■ **Exercise brief**
Return each line of the data below verbatim; pictures are to be left out.

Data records
——————
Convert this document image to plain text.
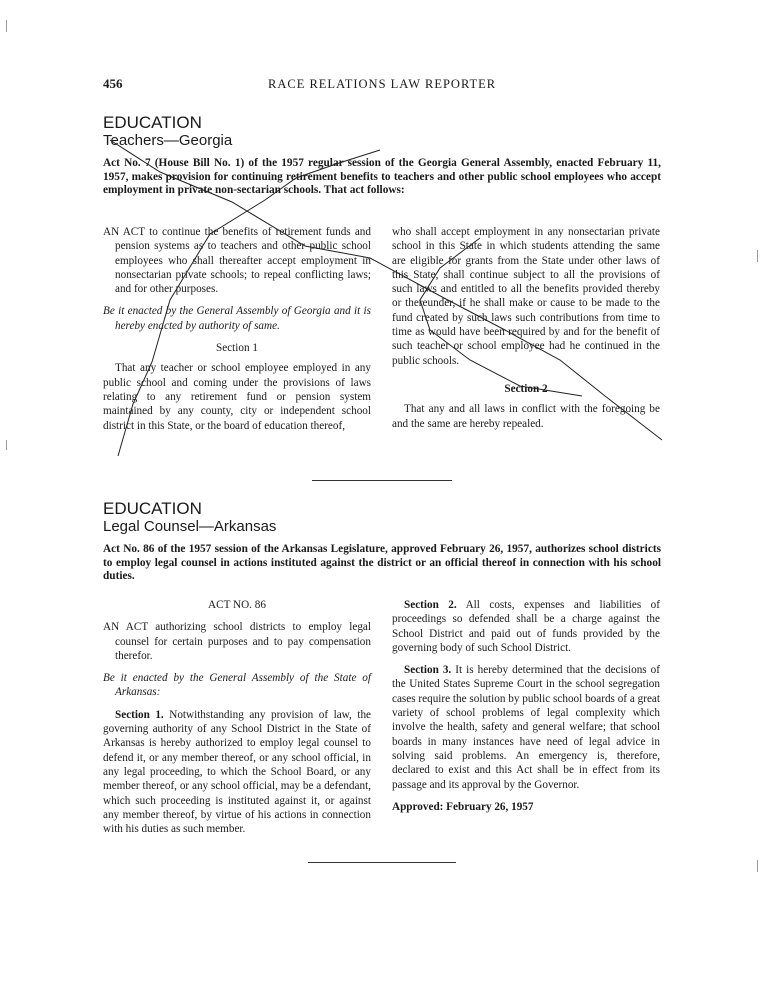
456	RACE RELATIONS LAW REPORTER
EDUCATION
Teachers—Georgia
Act No. 7 (House Bill No. 1) of the 1957 regular session of the Georgia General Assembly, enacted February 11, 1957, makes provision for continuing retirement benefits to teachers and other public school employees who accept employment in private non-sectarian schools. That act follows:

AN ACT to continue the benefits of retirement funds and pension systems as to teachers and other public school employees who shall thereafter accept employment in nonsectarian private schools; to repeal conflicting laws; and for other purposes.

Be it enacted by the General Assembly of Georgia and it is hereby enacted by authority of same.

Section 1

That any teacher or school employee employed in any public school and coming under the provisions of laws relating to any retirement fund or pension system maintained by any county, city or independent school district in this State, or the board of education thereof,

who shall accept employment in any nonsectarian private school in this State in which students attending the same are eligible for grants from the State under other laws of this State, shall continue subject to all the provisions of such laws and entitled to all the benefits provided thereby or thereunder, if he shall make or cause to be made to the fund created by such laws such contributions from time to time as would have been required by and for the benefit of such teacher or school employee had he continued in the public schools.

Section 2

That any and all laws in conflict with the foregoing be and the same are hereby repealed.

EDUCATION
Legal Counsel—Arkansas
Act No. 86 of the 1957 session of the Arkansas Legislature, approved February 26, 1957, authorizes school districts to employ legal counsel in actions instituted against the district or an official thereof in connection with his school duties.

ACT NO. 86

AN ACT authorizing school districts to employ legal counsel for certain purposes and to pay compensation therefor.

Be it enacted by the General Assembly of the State of Arkansas:

Section 1. Notwithstanding any provision of law, the governing authority of any School District in the State of Arkansas is hereby authorized to employ legal counsel to defend it, or any member thereof, or any school official, in any legal proceeding, to which the School Board, or any member thereof, or any school official, may be a defendant, which such proceeding is instituted against it, or against any member thereof, by virtue of his actions in connection with his duties as such member.

Section 2. All costs, expenses and liabilities of proceedings so defended shall be a charge against the School District and paid out of funds provided by the governing body of such School District.

Section 3. It is hereby determined that the decisions of the United States Supreme Court in the school segregation cases require the solution by public school boards of a great variety of school problems of legal complexity which involve the health, safety and general welfare; that school boards in many instances have need of legal advice in solving said problems. An emergency is, therefore, declared to exist and this Act shall be in effect from its passage and its approval by the Governor.

Approved: February 26, 1957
——————
■ **Task result**
Convert this document image to plain text.
456	RACE RELATIONS LAW REPORTER
EDUCATION
Teachers—Georgia
Act No. 7 (House Bill No. 1) of the 1957 regular session of the Georgia General Assembly, enacted February 11, 1957, makes provision for continuing retirement benefits to teachers and other public school employees who accept employment in private non-sectarian schools. That act follows:

AN ACT to continue the benefits of retirement funds and pension systems as to teachers and other public school employees who shall thereafter accept employment in nonsectarian private schools; to repeal conflicting laws; and for other purposes.

Be it enacted by the General Assembly of Georgia and it is hereby enacted by authority of same.

Section 1

That any teacher or school employee employed in any public school and coming under the provisions of laws relating to any retirement fund or pension system maintained by any county, city or independent school district in this State, or the board of education thereof,

who shall accept employment in any nonsectarian private school in this State in which students attending the same are eligible for grants from the State under other laws of this State, shall continue subject to all the provisions of such laws and entitled to all the benefits provided thereby or thereunder, if he shall make or cause to be made to the fund created by such laws such contributions from time to time as would have been required by and for the benefit of such teacher or school employee had he continued in the public schools.

Section 2

That any and all laws in conflict with the foregoing be and the same are hereby repealed.

EDUCATION
Legal Counsel—Arkansas
Act No. 86 of the 1957 session of the Arkansas Legislature, approved February 26, 1957, authorizes school districts to employ legal counsel in actions instituted against the district or an official thereof in connection with his school duties.

ACT NO. 86

AN ACT authorizing school districts to employ legal counsel for certain purposes and to pay compensation therefor.

Be it enacted by the General Assembly of the State of Arkansas:

Section 1. Notwithstanding any provision of law, the governing authority of any School District in the State of Arkansas is hereby authorized to employ legal counsel to defend it, or any member thereof, or any school official, in any legal proceeding, to which the School Board, or any member thereof, or any school official, may be a defendant, which such proceeding is instituted against it, or against any member thereof, by virtue of his actions in connection with his duties as such member.

Section 2. All costs, expenses and liabilities of proceedings so defended shall be a charge against the School District and paid out of funds provided by the governing body of such School District.

Section 3. It is hereby determined that the decisions of the United States Supreme Court in the school segregation cases require the solution by public school boards of a great variety of school problems of legal complexity which involve the health, safety and general welfare; that school boards in many instances have need of legal advice in solving said problems. An emergency is, therefore, declared to exist and this Act shall be in effect from its passage and its approval by the Governor.

Approved: February 26, 1957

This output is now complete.